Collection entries
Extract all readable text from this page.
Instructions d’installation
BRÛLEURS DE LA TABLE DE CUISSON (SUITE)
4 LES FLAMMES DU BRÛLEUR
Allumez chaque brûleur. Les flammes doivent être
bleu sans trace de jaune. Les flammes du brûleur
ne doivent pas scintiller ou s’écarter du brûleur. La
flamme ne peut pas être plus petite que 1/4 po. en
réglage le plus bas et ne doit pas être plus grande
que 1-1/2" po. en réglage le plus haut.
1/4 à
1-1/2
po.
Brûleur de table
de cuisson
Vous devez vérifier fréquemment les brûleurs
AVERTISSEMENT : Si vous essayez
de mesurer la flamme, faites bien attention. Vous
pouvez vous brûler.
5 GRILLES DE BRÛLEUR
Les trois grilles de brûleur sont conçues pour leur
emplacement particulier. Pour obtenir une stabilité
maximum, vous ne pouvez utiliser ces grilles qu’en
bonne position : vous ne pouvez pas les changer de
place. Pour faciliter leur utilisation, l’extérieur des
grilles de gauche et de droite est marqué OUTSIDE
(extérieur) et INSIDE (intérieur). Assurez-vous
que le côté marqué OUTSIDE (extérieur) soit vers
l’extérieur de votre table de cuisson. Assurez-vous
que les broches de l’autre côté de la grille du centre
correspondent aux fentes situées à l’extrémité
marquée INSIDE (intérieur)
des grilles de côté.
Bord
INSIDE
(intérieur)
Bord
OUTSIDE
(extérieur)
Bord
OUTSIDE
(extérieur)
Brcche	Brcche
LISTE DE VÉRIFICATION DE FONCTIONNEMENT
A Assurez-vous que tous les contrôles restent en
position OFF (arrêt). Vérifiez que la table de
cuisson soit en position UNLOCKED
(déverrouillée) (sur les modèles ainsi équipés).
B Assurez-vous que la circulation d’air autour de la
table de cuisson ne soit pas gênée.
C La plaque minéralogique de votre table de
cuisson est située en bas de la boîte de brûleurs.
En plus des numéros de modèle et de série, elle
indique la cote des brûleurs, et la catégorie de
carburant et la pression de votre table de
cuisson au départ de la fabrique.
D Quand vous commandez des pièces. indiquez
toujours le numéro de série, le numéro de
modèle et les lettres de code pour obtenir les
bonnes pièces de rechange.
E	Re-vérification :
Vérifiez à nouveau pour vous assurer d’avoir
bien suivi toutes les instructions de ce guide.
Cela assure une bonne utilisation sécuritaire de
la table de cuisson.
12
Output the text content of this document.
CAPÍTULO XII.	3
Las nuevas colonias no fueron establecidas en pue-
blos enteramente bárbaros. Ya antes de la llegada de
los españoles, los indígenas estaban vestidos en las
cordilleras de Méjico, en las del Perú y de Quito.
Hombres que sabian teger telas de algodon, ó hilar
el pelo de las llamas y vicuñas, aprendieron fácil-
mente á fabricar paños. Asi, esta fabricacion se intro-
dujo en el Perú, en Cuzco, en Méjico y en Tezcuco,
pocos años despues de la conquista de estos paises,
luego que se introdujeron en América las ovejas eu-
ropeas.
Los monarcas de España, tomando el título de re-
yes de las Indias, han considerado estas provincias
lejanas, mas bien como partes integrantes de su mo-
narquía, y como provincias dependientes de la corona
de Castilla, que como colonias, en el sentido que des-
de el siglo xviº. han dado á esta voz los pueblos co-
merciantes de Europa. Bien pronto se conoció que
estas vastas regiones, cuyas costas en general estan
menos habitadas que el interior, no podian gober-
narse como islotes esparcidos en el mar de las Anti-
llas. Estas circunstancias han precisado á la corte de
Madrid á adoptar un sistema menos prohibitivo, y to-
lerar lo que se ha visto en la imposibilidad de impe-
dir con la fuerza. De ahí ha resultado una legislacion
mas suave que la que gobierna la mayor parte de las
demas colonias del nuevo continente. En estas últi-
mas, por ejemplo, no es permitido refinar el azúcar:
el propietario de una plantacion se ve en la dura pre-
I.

- Exercise brief -
Show each line in the entries that holds the string "être".

- Answer to the task -
Allumez chaque brûleur. Les flammes doivent être
flamme ne peut pas être plus petite que 1/4 po. en
réglage le plus bas et ne doit pas être plus grande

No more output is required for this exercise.